* **Given problem**
Reproduce each line from the records that holds "entertainment".
— begin —
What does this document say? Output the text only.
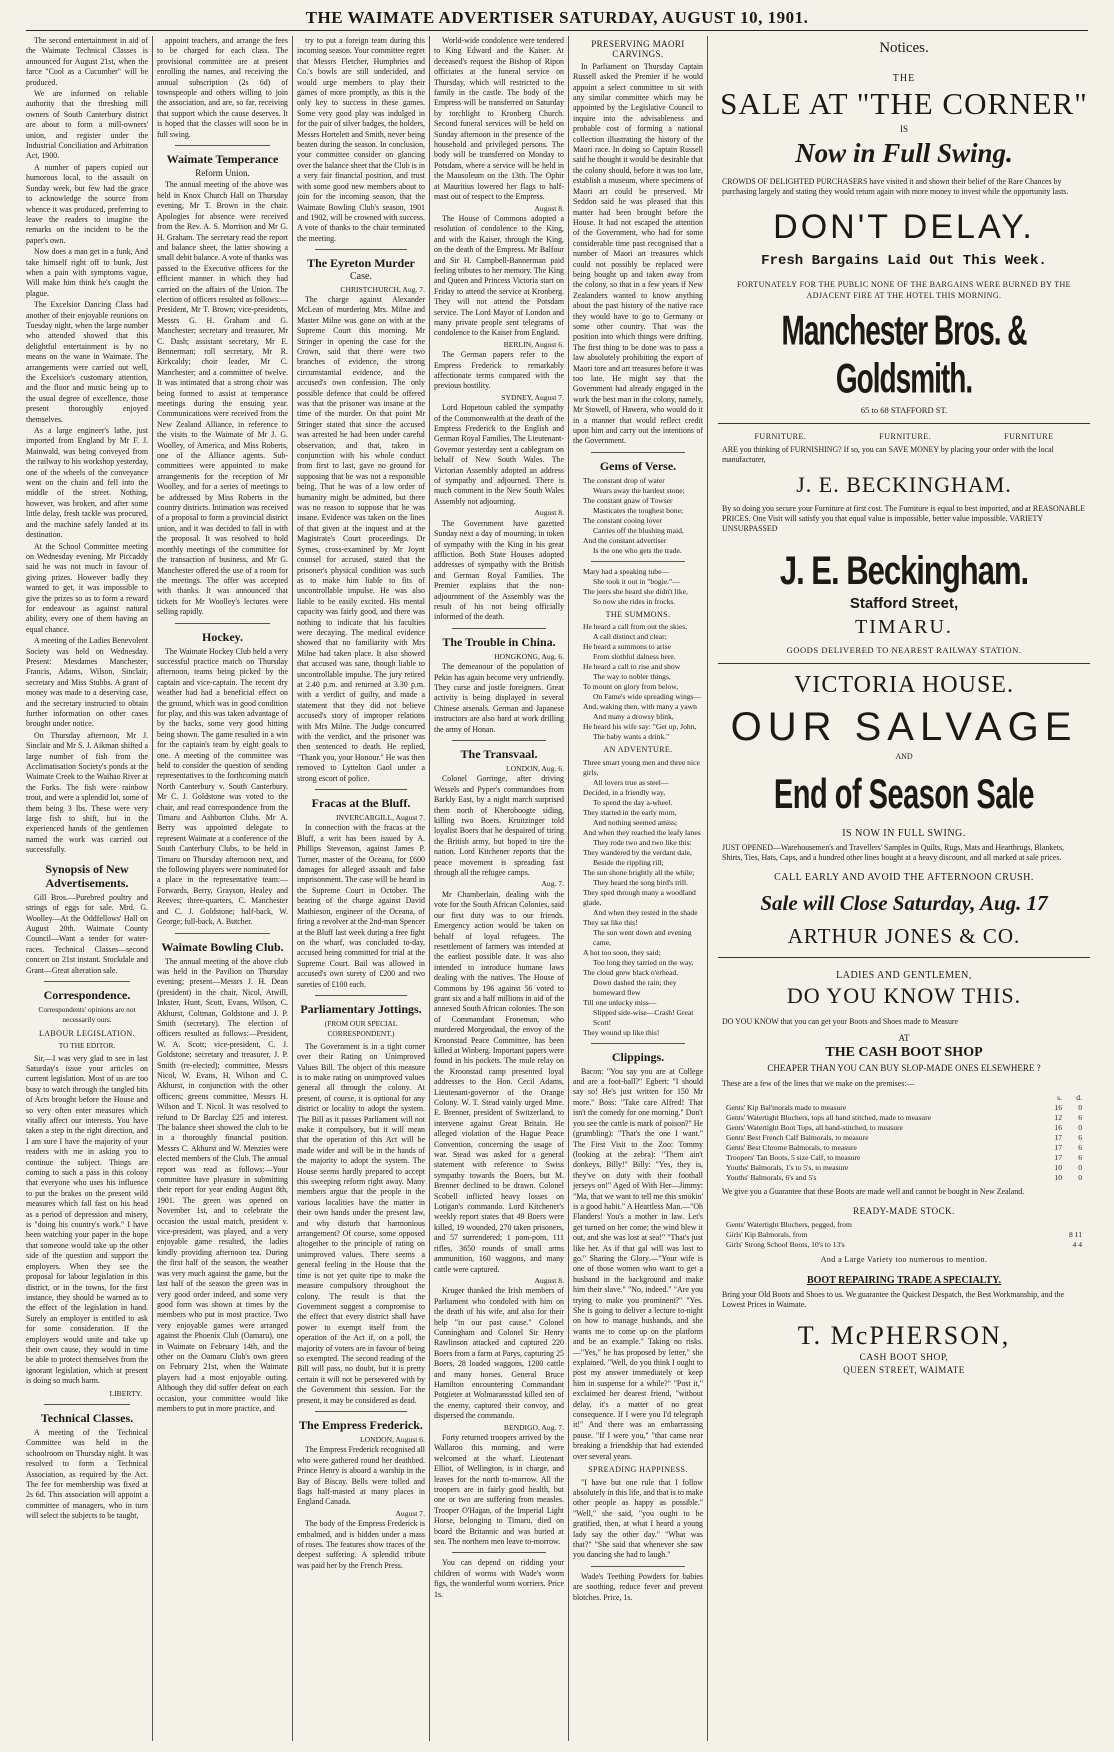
THE WAIMATE ADVERTISER SATURDAY, AUGUST 10, 1901.

The second entertainment in aid of the Waimate Technical Classes is announced for August 21st, when the farce "Cool as a Cucumber" will be produced.

We are informed on reliable authority that the threshing mill owners of South Canterbury district are about to form a mill-owners' union, and register under the Industrial Conciliation and Arbitration Act, 1900.

A number of papers copied our humorous local, to the assault on Sunday week, but few had the grace to acknowledge the source from whence it was produced, preferring to leave the readers to imagine the remarks on the incident to be the paper's own.

Now does a man get in a funk, And take himself right off to bunk, Just when a pain with symptoms vague, Will make him think he's caught the plague.

The Excelsior Dancing Class had another of their enjoyable reunions on Tuesday night, when the large number who attended showed that this delightful entertainment is by no means on the wane in Waimate. The arrangements were carried out well, the Excelsior's customary attention, and the floor and music being up to the usual degree of excellence, those present thoroughly enjoyed themselves.

As a large engineer's lathe, just imported from England by Mr F. J. Mainwald, was being conveyed from the railway to his workshop yesterday, one of the wheels of the conveyance went on the chain and fell into the middle of the street. Nothing, however, was broken, and after some little delay, fresh tackle was procured, and the machine safely landed at its destination.

At the School Committee meeting on Wednesday evening, Mr Piccaddy said he was not much in favour of giving prizes. However badly they wanted to get, it was impossible to give the prizes so as to form a reward for endeavour as against natural ability, every one of them having an equal chance.

A meeting of the Ladies Benevolent Society was held on Wednesday. Present: Mesdames Manchester, Francis, Adams, Wilson, Sinclair, secretary and Miss Stubbs. A grant of money was made to a deserving case, and the secretary instructed to obtain further information on other cases brought under notice.

On Thursday afternoon, Mr J. Sinclair and Mr S. J. Aikman shifted a large number of fish from the Acclimatisation Society's ponds at the Waimate Creek to the Waihao River at the Forks. The fish were rainbow trout, and were a splendid lot, some of them being 3 lbs. These were very large fish to shift, but in the experienced hands of the gentlemen named the work was carried out successfully.

Synopsis of New Advertisements.

Gill Bros.—Purebred poultry and strings of eggs for sale. Mrd. G. Woolley—At the Oddfellows' Hall on August 20th. Waimate County Council—Want a tender for water-races. Technical Classes—second concert on 21st instant. Stockdale and Grant—Great alteration sale.

Correspondence.
Correspondents' opinions are not necessarily ours.
LABOUR LEGISLATION.
TO THE EDITOR.

Sir,—I was very glad to see in last Saturday's issue your articles on current legislation. Most of us are too busy to watch through the tangled bits of Acts brought before the House and so very often enter measures which vitally affect our interests. You have taken a step in the right direction, and I am sure I have the majority of your readers with me in asking you to continue the subject. Things are coming to such a pass in this colony that everyone who uses his influence to put the brakes on the present wild measures which fall fast on his head as a period of depression and misery, is "doing his country's work." I have been watching your paper in the hope that someone would take up the other side of the question and support the employers. When they see the proposal for labour legislation in this district, or in the towns, for the first instance, they should be warned as to the effect of the legislation in hand. Surely an employer is entitled to ask for some consideration. If the employers would unite and take up their own cause, they would in time be able to protect themselves from the ignorant legislation, which at present is doing so much harm.

LIBERTY.
Technical Classes.

A meeting of the Technical Committee was held in the schoolroom on Thursday night. It was resolved to form a Technical Association, as required by the Act. The fee for membership was fixed at 2s 6d. This association will appoint a committee of managers, who in turn will select the subjects to be taught,

appoint teachers, and arrange the fees to be charged for each class. The provisional committee are at present enrolling the names, and receiving the annual subscription (2s 6d) of townspeople and others willing to join the association, and are, so far, receiving that support which the cause deserves. It is hoped that the classes will soon be in full swing.

Waimate Temperance
Reform Union.

The annual meeting of the above was held in Knox Church Hall on Thursday evening, Mr T. Brown in the chair. Apologies for absence were received from the Rev. A. S. Morrison and Mr G. H. Graham. The secretary read the report and balance sheet, the latter showing a small debit balance. A vote of thanks was passed to the Executive officers for the efficient manner in which they had carried on the affairs of the Union. The election of officers resulted as follows:—President, Mr T. Brown; vice-presidents, Messrs G. H. Graham and G. Manchester; secretary and treasurer, Mr C. Dash; assistant secretary, Mr E. Bennerman; roll secretary, Mr R. Kirkcaldy; choir leader, Mr C. Manchester; and a committee of twelve. It was intimated that a strong choir was being formed to assist at temperance meetings during the ensuing year. Communications were received from the New Zealand Alliance, in reference to the visits to the Waimate of Mr J. G. Woolley, of America, and Miss Roberts, one of the Alliance agents. Sub-committees were appointed to make arrangements for the reception of Mr Woolley, and for a series of meetings to be addressed by Miss Roberts in the country districts. Intimation was received of a proposal to form a provincial district union, and it was decided to fall in with the proposal. It was resolved to hold monthly meetings of the committee for the transaction of business, and Mr G. Manchester offered the use of a room for the meetings. The offer was accepted with thanks. It was announced that tickets for Mr Woolley's lectures were selling rapidly.

Hockey.

The Waimate Hockey Club held a very successful practice match on Thursday afternoon, teams being picked by the captain and vice-captain. The recent dry weather had had a beneficial effect on the ground, which was in good condition for play, and this was taken advantage of by the backs, some very good hitting being shown. The game resulted in a win for the captain's team by eight goals to one. A meeting of the committee was held to consider the question of sending representatives to the forthcoming match North Canterbury v. South Canterbury. Mr C. J. Goldstone was voted to the chair, and read correspondence from the Timaru and Ashburton Clubs. Mr A. Berry was appointed delegate to represent Waimate at a conference of the South Canterbury Clubs, to be held in Timaru on Thursday afternoon next, and the following players were nominated for a place in the representative team:—Forwards, Berry, Grayson, Healey and Reeves; three-quarters, C. Manchester and C. J. Goldstone; half-back, W. George; full-back, A. Butcher.

Waimate Bowling Club.

The annual meeting of the above club was held in the Pavilion on Thursday evening; present—Messrs J. H. Dean (president) in the chair, Nicol, Atwill, Inkster, Hunt, Scott, Evans, Wilson, C. Akhurst, Coltman, Goldstone and J. P. Smith (secretary). The election of officers resulted as follows:—President, W. A. Scott; vice-president, C. J. Goldstone; secretary and treasurer, J. P. Smith (re-elected); committee, Messrs Nicol, W. Evans, H. Wilson and C. Akhurst, in conjunction with the other officers; greens committee, Messrs H. Wilson and T. Nicol. It was resolved to refund to Dr Barclay £25 and interest. The balance sheet showed the club to be in a thoroughly financial position. Messrs C. Akhurst and W. Menzies were elected members of the Club. The annual report was read as follows:—Your committee have pleasure in submitting their report for year ending August 8th, 1901. The green was opened on November 1st, and to celebrate the occasion the usual match, president v. vice-president, was played, and a very enjoyable game resulted, the ladies kindly providing afternoon tea. During the first half of the season, the weather was very much against the game, but the last half of the season the green was in very good order indeed, and some very good form was shown at times by the members who put in most practice. Two very enjoyable games were arranged against the Phoenix Club (Oamaru), one in Waimate on February 14th, and the other on the Oamaru Club's own green on February 21st, when the Waimate players had a most enjoyable outing. Although they did suffer defeat on each occasion, your committee would like members to put in more practice, and

try to put a foreign team during this incoming season. Your committee regret that Messrs Fletcher, Humphries and Co.'s bowls are still undecided, and would urge members to play their games of more promptly, as this is the only key to success in these games. Some very good play was indulged in for the pair of silver badges, the holders, Messrs Hortelett and Smith, never being beaten during the season. In conclusion, your committee consider on glancing over the balance sheet that the Club is in a very fair financial position, and trust with some good new members about to join for the incoming season, that the Waimate Bowling Club's season, 1901 and 1902, will be crowned with success. A vote of thanks to the chair terminated the meeting.

The Eyreton Murder
Case.
CHRISTCHURCH, Aug. 7.

The charge against Alexander McLean of murdering Mrs. Milne and Master Milne was gone on with at the Supreme Court this morning. Mr Stringer in opening the case for the Crown, said that there were two branches of evidence, the strong circumstantial evidence, and the accused's own confession. The only possible defence that could be offered was that the prisoner was insane at the time of the murder. On that point Mr Stringer stated that since the accused was arrested he had been under careful observation, and that, taken in conjunction with his whole conduct from first to last, gave no ground for supposing that he was not a responsible being. That he was of a low order of humanity might be admitted, but there was no reason to suppose that he was insane. Evidence was taken on the lines of that given at the inquest and at the Magistrate's Court proceedings. Dr Symes, cross-examined by Mr Joynt counsel for accused, stated that the prisoner's physical condition was such as to make him liable to fits of uncontrollable impulse. He was also liable to be easily excited. His mental capacity was fairly good, and there was nothing to indicate that his faculties were decaying. The medical evidence showed that no familiarity with Mrs Milne had taken place. It also showed that accused was sane, though liable to uncontrollable impulse. The jury retired at 2.40 p.m. and returned at 3.30 p.m. with a verdict of guilty, and made a statement that they did not believe accused's story of improper relations with Mrs Milne. The Judge concurred with the verdict, and the prisoner was then sentenced to death. He replied, "Thank you, your Honour." He was then removed to Lyttelton Gaol under a strong escort of police.

Fracas at the Bluff.
INVERCARGILL, August 7.

In connection with the fracas at the Bluff, a writ has been issued by A. Phillips Stevenson, against James P. Turner, master of the Oceana, for £600 damages for alleged assault and false imprisonment. The case will be heard in the Supreme Court in October. The hearing of the charge against David Mathieson, engineer of the Oceana, of firing a revolver at the 2nd-man Spencer at the Bluff last week during a free fight on the wharf, was concluded to-day, accused being committed for trial at the Supreme Court. Bail was allowed in accused's own surety of £200 and two sureties of £100 each.

Parliamentary Jottings.
(FROM OUR SPECIAL CORRESPONDENT.)

The Government is in a tight corner over their Rating on Unimproved Values Bill. The object of this measure is to make rating on unimproved values general all through the colony. At present, of course, it is optional for any district or locality to adopt the system. The Bill as it passes Parliament will not make it compulsory, but it will mean that the operation of this Act will be made wider and will be in the hands of the majority to adopt the system. The House seems hardly prepared to accept this sweeping reform right away. Many members argue that the people in the various localities have the matter in their own hands under the present law, and why disturb that harmonious arrangement? Of course, some opposed altogether to the principle of rating on unimproved values. There seems a general feeling in the House that the time is not yet quite ripe to make the measure compulsory throughout the colony. The result is that the Government suggest a compromise to the effect that every district shall have power to exempt itself from the operation of the Act if, on a poll, the majority of voters are in favour of being so exempted. The second reading of the Bill will pass, no doubt, but it is pretty certain it will not be persevered with by the Government this session. For the present, it may be considered as dead.

The Empress Frederick.
LONDON, August 6.

The Empress Frederick recognised all who were gathered round her deathbed. Prince Henry is aboard a warship in the Bay of Biscay. Bells were tolled and flags half-masted at many places in England Canada.

August 7.

The body of the Empress Frederick is embalmed, and is hidden under a mass of roses. The features show traces of the deepest suffering. A splendid tribute was paid her by the French Press.

World-wide condolence were tendered to King Edward and the Kaiser. At deceased's request the Bishop of Ripon officiates at the funeral service on Thursday, which will restricted to the family in the castle. The body of the Empress will be transferred on Saturday by torchlight to Kronberg Church. Second funeral services will be held on Sunday afternoon in the presence of the household and privileged persons. The body will be transferred on Monday to Potsdam, where a service will be held in the Mausoleum on the 13th. The Ophir at Mauritius lowered her flags to half-mast out of respect to the Empress.

August 8.

The House of Commons adopted a resolution of condolence to the King, and with the Kaiser, through the King, on the death of the Empress. Mr Balfour and Sir H. Campbell-Bannerman paid feeling tributes to her memory. The King and Queen and Princess Victoria start on Friday to attend the service at Kronberg. They will not attend the Potsdam service. The Lord Mayor of London and many private people sent telegrams of condolence to the Kaiser from England.

BERLIN, August 6.

The German papers refer to the Empress Frederick to remarkably affectionate terms compared with the previous hostility.

SYDNEY, August 7.

Lord Hopetoun cabled the sympathy of the Commonwealth at the death of the Empress Frederick to the English and German Royal Families. The Lieutenant-Governor yesterday sent a cablegram on behalf of New South Wales. The Victorian Assembly adopted an address of sympathy and adjourned. There is much comment in the New South Wales Assembly not adjourning.

August 8.

The Government have gazetted Sunday next a day of mourning, in token of sympathy with the King in his great affliction. Both State Houses adopted addresses of sympathy with the British and German Royal Families. The Premier explains that the non-adjournment of the Assembly was the result of his not being officially informed of the death.

The Trouble in China.
HONGKONG, Aug. 6.

The demeanour of the population of Pekin has again become very unfriendly. They curse and jostle foreigners. Great activity is being displayed in several Chinese arsenals. German and Japanese instructors are also hard at work drilling the army of Honan.

The Transvaal.
LONDON, Aug. 6.

Colonel Gorringe, after driving Wessels and Pyper's commandoes from Barkly East, by a night march surprised them north of Kheroboogte siding, killing two Boers. Kruitzinger told loyalist Boers that he despaired of tiring the British army, but hoped to tire the nation. Lord Kitchener reports that the peace movement is spreading fast through all the refugee camps.

Aug. 7.

Mr Chamberlain, dealing with the vote for the South African Colonies, said our first duty was to our friends. Emergency action would be taken on behalf of loyal refugees. The resettlement of farmers was intended at the earliest possible date. It was also intended to introduce humane laws dealing with the natives. The House of Commons by 196 against 56 voted to grant six and a half millions in aid of the annexed South African colonies. The son of Commandant Froneman, who murdered Morgendaal, the envoy of the Kroonstad Peace Committee, has been killed at Winberg. Important papers were found in his pockets. The mule relay on the Kroonstad camp presented loyal addresses to the Hon. Cecil Adams, Lieutenant-governor of the Orange Colony. W. T. Stead vainly urged Mme. E. Brenner, president of Switzerland, to intervene against Great Britain. He alleged violation of the Hague Peace Convention, concerning the usage of war. Stead was asked for a general statement with reference to Swiss sympathy towards the Boers, but M. Brenner declined to be drawn. Colonel Scobell inflicted heavy losses on Lotigan's commando. Lord Kitchener's weekly report states that 49 Boers were killed, 19 wounded, 270 taken prisoners, and 57 surrendered; 1 pom-pom, 111 rifles, 3650 rounds of small arms ammunition, 160 waggons, and many cattle were captured.

August 8.

Kruger thanked the Irish members of Parliament who condoled with him on the death of his wife, and also for their help "in our past cause." Colonel Cunningham and Colonel Sir Henry Rawlinson attacked and captured 220 Boers from a farm at Parys, capturing 25 Boers, 28 loaded waggons, 1200 cattle and many horses. General Bruce Hamilton encountering Commandant Potgieter at Wolmaransstad killed ten of the enemy, captured their convoy, and dispersed the commando.

BENDIGO, Aug. 7.

Forty returned troopers arrived by the Wallaroo this morning, and were welcomed at the wharf. Lieutenant Elliot, of Wellington, is in charge, and leaves for the north to-morrow. All the troopers are in fairly good health, but one or two are suffering from measles. Trooper O'Hagan, of the Imperial Light Horse, belonging to Timaru, died on board the Britannic and was buried at sea. The northern men leave to-morrow.

You can depend on ridding your children of worms with Wade's worm figs, the wonderful worm worriers. Price 1s.

PRESERVING MAORI CARVINGS.

In Parliament on Thursday Captain Russell asked the Premier if he would appoint a select committee to sit with any similar committee which may be appointed by the Legislative Council to inquire into the advisableness and probable cost of forming a national collection illustrating the history of the Maori race. In doing so Captain Russell said he thought it would be desirable that the colony should, before it was too late, establish a museum, where specimens of Maori art could be preserved. Mr Seddon said he was pleased that this matter had been brought before the House. It had not escaped the attention of the Government, who had for some considerable time past recognised that a number of Maori art treasures which could not possibly be replaced were being bought up and taken away from the colony, so that in a few years if New Zealanders wanted to know anything about the past history of the native race they would have to go to Germany or some other country. That was the position into which things were drifting. The first thing to be done was to pass a law absolutely prohibiting the export of Maori tore and art treasures before it was too late. He might say that the Government had already engaged in the work the best man in the colony, namely, Mr Stowell, of Hawera, who would do it in a manner that would reflect credit upon him and carry out the intentions of the Government.

Gems of Verse.
The constant drop of water
Wears away the hardest stone;
The constant gnaw of Towser
Masticates the toughest bone;
The constant cooing lover
Carries off the blushing maid,
And the constant advertiser
Is the one who gets the trade.
Mary had a speaking tube—
She took it out in "bogie."—
The jeers she heard she didn't like,
So now she rides in frocks.
THE SUMMONS.
He heard a call from out the skies,
A call distinct and clear;
He heard a summons to arise
From slothful dalness here.
He heard a call to rise and show
The way to nobler things,
To mount on glory from below,
On Fame's wide spreading wings—
And, waking then, with many a yawn
And many a drowsy blink,
He heard his wife say: "Get up, John,
The baby wants a drink."
AN ADVENTURE.
Three smart young men and three nice girls,
All lovers true as steel—
Decided, in a friendly way,
To spend the day a-wheel.
They started in the early morn,
And nothing seemed amiss;
And when they reached the leafy lanes
They rode two and two like this:
They wandered by the verdant dale,
Beside the rippling rill;
The sun shone brightly all the while;
They heard the song bird's trill.
They sped through many a woodland glade,
And when they rested in the shade
They sat like this!
The sun went down and evening came,
A hot too soon, they said;
Too long they tarried on the way,
The cloud grew black o'erhead.
Down dashed the rain; they homeward flew
Till one unlucky miss—
Slipped side-wise—Crash! Great Scott!
They wound up like this!
Clippings.

Bacon: "You say you are at College and are a foot-ball?" Egbert: "I should say so! He's just written for 150 Mr more." Boss: "Take care Alfred! That isn't the comedy for one morning." Don't you see the cattle is mark of poison?" He (grumbling): "That's the one I want." The First Visit to the Zoo: Tommy (looking at the zebra): "Them ain't donkeys, Billy!" Billy: "Yes, they is, they've on duty with their football jerseys on!" Aged of With Her—Jimmy: "Ma, that we want to tell me this smokin' is a good habit." A Heartless Man.—"Oh Flanders! You's a mother in law. Let's get turned on her come; the wind blew it out, and she was lost at sea!" "That's just like her. As if that gal will was lost to go." Sharing the Glory.—"Your wife is one of those women who want to get a husband in the background and make him their slave." "No, indeed." "Are you trying to make you prominent?" "Yes. She is going to deliver a lecture to-night on how to manage husbands, and she wants me to come up on the platform and be an example." Taking no risks.—"Yes," he has proposed by letter," she explained. "Well, do you think I ought to post my answer immediately or keep him in suspense for a while?" "Post it," exclaimed her dearest friend, "without delay, it's a matter of no great consequence. If I were you I'd telegraph it!" And there was an embarrassing pause. "If I were you," "that came near breaking a friendship that had extended over several years.

SPREADING HAPPINESS.

"I have but one rule that I follow absolutely in this life, and that is to make other people as happy as possible." "Well," she said, "you ought to be gratified, then, at what I heard a young lady say the other day." "What was that?" "She said that whenever she saw you dancing she had to laugh."

Wade's Teething Powders for babies are soothing, reduce fever and prevent blotches. Price, 1s.

Notices.
THE
SALE AT "THE CORNER"
IS
Now in Full Swing.
CROWDS OF DELIGHTED PURCHASERS have visited it and shown their belief of the Rare Chances by purchasing largely and stating they would return again with more money to invest while the opportunity lasts.
DON'T DELAY.
Fresh Bargains Laid Out This Week.
FORTUNATELY FOR THE PUBLIC NONE OF THE BARGAINS WERE BURNED BY THE ADJACENT FIRE AT THE HOTEL THIS MORNING.
Manchester Bros. & Goldsmith.
65 to 68 STAFFORD ST.
FURNITURE.	FURNITURE.	FURNITURE
ARE you thinking of FURNISHING? If so, you can SAVE MONEY by placing your order with the local manufacturer,
J. E. BECKINGHAM.
By so doing you secure your Furniture at first cost. The Furniture is equal to best imported, and at REASONABLE PRICES. One Visit will satisfy you that equal value is impossible, better value impossible. VARIETY UNSURPASSED
J. E. Beckingham.
Stafford Street,
TIMARU.
GOODS DELIVERED TO NEAREST RAILWAY STATION.
VICTORIA HOUSE.
OUR SALVAGE
AND
End of Season Sale
IS NOW IN FULL SWING.
JUST OPENED—Warehousemen's and Travellers' Samples in Quilts, Rugs, Mats and Hearthrugs, Blankets, Shirts, Ties, Hats, Caps, and a hundred other lines bought at a heavy discount, and all marked at sale prices.
CALL EARLY AND AVOID THE AFTERNOON CRUSH.
Sale will Close Saturday, Aug. 17
ARTHUR JONES & CO.
LADIES AND GENTLEMEN,
DO YOU KNOW THIS.
DO YOU KNOW that you can get your Boots and Shoes made to Measure
AT
THE CASH BOOT SHOP
CHEAPER THAN YOU CAN BUY SLOP-MADE ONES ELSEWHERE ?
These are a few of the lines that we make on the premises:—
	s.	d.
Gents' Kip Bal'morals made to measure	16	0
Gents' Watertight Bluchers, tops all hand stitched, made to measure	12	6
Gents' Watertight Boot Tops, all hand-stitched, to measure	16	0
Gents' Best French Calf Balmorals, to measure	17	6
Gents' Best Chrome Balmorals, to measure	17	6
Troopers' Tan Boots, 5 size Calf, to measure	17	6
Youths' Balmorals, 1's to 5's, to measure	10	0
Youths' Balmorals, 6's and 5's	10	0
We give you a Guarantee that these Boots are made well and cannot be bought in New Zealand.
READY-MADE STOCK.
Gents' Watertight Bluchers, pegged, from	
Girls' Kip Balmorals, from	8 11
Girls' Strong School Boots, 10's to 13's	4 4
And a Large Variety too numerous to mention.
BOOT REPAIRING TRADE A SPECIALTY.
Bring your Old Boots and Shoes to us. We guarantee the Quickest Despatch, the Best Workmanship, and the Lowest Prices in Waimate.
T. McPHERSON,
CASH BOOT SHOP,
QUEEN STREET, WAIMATE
— end —
* **Problem solution**
The second entertainment in aid of the Waimate Technical Classes is announced for August 21st, when the farce "Cool as a Cucumber" will be produced.
The Excelsior Dancing Class had another of their enjoyable reunions on Tuesday night, when the large number who attended showed that this delightful entertainment is by no means on the wane in Waimate. The arrangements were carried out well, the Excelsior's customary attention, and the floor and music being up to the usual degree of excellence, those present thoroughly enjoyed themselves.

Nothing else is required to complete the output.